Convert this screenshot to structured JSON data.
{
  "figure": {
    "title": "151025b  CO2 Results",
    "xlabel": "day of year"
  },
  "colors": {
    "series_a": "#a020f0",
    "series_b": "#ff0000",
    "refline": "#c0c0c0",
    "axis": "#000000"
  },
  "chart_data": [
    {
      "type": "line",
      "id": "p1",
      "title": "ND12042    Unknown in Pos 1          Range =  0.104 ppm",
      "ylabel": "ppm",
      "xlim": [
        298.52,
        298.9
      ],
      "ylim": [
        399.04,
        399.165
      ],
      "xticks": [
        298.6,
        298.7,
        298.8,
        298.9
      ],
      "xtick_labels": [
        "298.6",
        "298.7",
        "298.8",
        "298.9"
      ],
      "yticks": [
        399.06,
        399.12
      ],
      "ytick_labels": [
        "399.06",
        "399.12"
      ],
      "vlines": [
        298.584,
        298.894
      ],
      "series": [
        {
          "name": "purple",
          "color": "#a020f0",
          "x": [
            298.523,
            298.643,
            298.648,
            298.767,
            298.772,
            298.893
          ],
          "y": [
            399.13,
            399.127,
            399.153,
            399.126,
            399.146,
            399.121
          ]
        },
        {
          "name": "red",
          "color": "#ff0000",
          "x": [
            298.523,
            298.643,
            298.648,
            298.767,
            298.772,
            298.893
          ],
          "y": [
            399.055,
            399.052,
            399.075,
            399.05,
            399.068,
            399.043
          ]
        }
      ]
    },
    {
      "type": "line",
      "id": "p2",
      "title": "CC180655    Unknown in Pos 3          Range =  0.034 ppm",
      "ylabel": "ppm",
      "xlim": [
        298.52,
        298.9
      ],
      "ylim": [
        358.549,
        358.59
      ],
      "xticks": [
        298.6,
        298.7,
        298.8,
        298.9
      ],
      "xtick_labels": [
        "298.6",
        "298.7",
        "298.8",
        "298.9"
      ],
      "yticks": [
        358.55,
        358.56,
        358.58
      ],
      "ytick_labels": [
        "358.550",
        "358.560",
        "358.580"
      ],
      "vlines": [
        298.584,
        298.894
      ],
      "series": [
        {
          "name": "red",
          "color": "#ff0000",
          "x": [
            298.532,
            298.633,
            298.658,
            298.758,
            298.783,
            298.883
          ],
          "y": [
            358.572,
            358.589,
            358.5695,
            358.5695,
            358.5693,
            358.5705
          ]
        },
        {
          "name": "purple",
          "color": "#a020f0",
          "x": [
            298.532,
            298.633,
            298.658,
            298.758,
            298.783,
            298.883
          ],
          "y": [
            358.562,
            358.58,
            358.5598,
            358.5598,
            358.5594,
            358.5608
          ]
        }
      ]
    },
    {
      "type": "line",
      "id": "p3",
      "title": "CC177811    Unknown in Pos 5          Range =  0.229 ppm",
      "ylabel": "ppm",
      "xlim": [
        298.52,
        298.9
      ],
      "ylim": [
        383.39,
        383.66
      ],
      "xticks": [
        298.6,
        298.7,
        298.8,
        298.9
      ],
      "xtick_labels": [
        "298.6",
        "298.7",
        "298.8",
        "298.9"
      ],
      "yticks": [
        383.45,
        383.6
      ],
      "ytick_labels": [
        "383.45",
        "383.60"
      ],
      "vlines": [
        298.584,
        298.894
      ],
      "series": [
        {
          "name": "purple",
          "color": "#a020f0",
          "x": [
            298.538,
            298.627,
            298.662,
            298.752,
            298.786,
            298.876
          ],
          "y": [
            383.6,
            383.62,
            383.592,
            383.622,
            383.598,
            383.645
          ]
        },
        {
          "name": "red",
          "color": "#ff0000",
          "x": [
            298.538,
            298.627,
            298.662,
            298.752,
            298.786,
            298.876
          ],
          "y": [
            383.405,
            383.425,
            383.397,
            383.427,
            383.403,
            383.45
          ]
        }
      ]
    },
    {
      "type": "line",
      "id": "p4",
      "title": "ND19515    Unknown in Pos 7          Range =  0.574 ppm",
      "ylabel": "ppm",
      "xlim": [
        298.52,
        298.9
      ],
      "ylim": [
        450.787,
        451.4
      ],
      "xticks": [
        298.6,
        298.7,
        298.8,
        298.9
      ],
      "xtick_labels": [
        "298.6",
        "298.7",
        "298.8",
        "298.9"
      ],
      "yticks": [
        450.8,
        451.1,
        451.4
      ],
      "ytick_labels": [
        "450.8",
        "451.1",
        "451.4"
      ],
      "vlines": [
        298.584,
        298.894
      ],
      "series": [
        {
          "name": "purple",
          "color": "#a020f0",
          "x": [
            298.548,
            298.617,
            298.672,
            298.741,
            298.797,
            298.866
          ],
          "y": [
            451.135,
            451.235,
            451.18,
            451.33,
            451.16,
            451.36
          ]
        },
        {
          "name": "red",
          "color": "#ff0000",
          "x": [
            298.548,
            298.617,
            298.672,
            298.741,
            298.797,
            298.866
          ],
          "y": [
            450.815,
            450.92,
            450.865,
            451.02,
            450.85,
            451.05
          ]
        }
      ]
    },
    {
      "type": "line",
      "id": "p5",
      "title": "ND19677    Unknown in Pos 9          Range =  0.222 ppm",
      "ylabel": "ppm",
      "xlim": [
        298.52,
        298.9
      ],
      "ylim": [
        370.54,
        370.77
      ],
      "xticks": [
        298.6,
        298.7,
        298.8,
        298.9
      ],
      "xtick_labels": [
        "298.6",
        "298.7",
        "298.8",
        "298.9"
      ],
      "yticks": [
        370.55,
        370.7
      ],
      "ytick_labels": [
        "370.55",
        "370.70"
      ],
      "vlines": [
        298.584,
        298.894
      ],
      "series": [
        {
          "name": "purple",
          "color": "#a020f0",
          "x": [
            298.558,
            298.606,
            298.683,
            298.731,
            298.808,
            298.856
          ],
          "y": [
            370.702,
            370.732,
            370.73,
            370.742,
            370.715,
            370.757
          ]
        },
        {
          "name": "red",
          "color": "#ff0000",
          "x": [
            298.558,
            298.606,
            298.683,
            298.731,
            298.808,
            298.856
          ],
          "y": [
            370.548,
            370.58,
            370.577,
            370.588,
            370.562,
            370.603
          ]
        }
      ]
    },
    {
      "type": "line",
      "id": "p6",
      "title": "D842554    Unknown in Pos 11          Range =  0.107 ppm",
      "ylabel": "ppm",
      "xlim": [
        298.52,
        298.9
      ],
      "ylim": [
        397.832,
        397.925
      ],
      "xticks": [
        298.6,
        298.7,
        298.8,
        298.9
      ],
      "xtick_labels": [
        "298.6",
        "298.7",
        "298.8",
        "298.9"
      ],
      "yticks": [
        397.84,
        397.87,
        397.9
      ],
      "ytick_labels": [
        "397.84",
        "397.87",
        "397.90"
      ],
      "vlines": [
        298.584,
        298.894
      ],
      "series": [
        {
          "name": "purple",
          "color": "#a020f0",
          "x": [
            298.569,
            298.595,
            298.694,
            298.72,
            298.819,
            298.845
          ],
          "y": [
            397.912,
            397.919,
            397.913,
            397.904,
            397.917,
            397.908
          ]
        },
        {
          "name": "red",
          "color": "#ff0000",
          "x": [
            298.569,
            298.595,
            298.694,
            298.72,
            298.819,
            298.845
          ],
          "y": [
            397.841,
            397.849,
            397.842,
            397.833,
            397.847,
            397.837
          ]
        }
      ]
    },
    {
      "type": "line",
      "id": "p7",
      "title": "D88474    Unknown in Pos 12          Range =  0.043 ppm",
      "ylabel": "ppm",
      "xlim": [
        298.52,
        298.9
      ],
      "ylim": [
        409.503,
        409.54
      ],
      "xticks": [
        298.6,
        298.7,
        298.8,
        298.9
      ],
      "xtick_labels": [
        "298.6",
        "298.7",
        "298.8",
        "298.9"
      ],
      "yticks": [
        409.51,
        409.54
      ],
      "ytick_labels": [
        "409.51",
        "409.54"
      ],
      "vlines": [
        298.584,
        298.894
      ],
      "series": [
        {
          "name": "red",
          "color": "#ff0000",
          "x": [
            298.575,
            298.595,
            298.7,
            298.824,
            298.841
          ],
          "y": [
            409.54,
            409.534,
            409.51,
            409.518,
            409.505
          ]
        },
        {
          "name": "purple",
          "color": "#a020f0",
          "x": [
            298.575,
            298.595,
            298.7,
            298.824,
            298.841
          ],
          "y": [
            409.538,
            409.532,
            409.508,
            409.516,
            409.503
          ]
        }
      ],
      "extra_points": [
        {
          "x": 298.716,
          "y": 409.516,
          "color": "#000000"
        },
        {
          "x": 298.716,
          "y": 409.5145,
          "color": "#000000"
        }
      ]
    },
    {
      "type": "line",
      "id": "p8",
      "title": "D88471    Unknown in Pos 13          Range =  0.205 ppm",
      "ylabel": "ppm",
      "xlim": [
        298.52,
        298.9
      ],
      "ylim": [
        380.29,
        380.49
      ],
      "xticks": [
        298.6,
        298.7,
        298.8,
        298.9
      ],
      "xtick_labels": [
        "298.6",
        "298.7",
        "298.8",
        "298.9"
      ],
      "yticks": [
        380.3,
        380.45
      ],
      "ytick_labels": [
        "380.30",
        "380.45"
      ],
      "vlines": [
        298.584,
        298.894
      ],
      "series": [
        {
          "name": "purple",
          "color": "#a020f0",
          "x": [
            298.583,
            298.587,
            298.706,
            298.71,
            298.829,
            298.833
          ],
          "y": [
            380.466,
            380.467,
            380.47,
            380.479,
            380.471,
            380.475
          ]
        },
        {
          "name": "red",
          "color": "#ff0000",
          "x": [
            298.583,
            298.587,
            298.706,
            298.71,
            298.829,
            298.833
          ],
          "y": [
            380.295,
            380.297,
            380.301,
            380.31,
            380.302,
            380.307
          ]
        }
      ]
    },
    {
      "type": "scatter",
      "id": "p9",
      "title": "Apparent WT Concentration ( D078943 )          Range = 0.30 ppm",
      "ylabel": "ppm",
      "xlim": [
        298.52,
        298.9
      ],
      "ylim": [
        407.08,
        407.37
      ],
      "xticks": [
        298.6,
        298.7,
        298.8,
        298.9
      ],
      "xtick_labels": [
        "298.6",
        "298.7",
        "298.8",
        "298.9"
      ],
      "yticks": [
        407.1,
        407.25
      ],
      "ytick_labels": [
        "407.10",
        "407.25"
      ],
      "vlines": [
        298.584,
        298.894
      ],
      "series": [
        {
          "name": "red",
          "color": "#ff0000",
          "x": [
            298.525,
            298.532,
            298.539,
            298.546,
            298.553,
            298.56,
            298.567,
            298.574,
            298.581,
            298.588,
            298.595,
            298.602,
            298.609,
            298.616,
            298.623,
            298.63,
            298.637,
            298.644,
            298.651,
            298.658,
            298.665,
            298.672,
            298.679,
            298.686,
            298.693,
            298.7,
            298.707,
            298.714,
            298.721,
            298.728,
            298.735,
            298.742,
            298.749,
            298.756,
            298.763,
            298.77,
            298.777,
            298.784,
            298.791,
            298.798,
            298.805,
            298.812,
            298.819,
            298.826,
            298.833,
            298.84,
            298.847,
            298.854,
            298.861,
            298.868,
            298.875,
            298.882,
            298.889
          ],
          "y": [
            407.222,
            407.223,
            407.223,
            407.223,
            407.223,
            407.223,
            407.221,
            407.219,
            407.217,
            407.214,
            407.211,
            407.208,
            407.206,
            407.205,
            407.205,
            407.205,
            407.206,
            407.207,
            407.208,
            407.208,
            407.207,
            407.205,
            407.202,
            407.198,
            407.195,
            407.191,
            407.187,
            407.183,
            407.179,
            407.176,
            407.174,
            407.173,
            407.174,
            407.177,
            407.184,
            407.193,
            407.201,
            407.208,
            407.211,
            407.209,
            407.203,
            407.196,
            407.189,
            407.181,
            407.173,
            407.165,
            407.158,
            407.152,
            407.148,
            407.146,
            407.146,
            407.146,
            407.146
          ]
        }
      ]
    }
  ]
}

○ ○ ○

* _Work to do_: Scan the material and collect every line that contains "Range".

* _Result_:
      "title": "ND12042    Unknown in Pos 1          Range =  0.104 ppm",
      "title": "CC180655    Unknown in Pos 3          Range =  0.034 ppm",
      "title": "CC177811    Unknown in Pos 5          Range =  0.229 ppm",
      "title": "ND19515    Unknown in Pos 7          Range =  0.574 ppm",
      "title": "ND19677    Unknown in Pos 9          Range =  0.222 ppm",
      "title": "D842554    Unknown in Pos 11          Range =  0.107 ppm",
      "title": "D88474    Unknown in Pos 12          Range =  0.043 ppm",
      "title": "D88471    Unknown in Pos 13          Range =  0.205 ppm",
      "title": "Apparent WT Concentration ( D078943 )          Range = 0.30 ppm",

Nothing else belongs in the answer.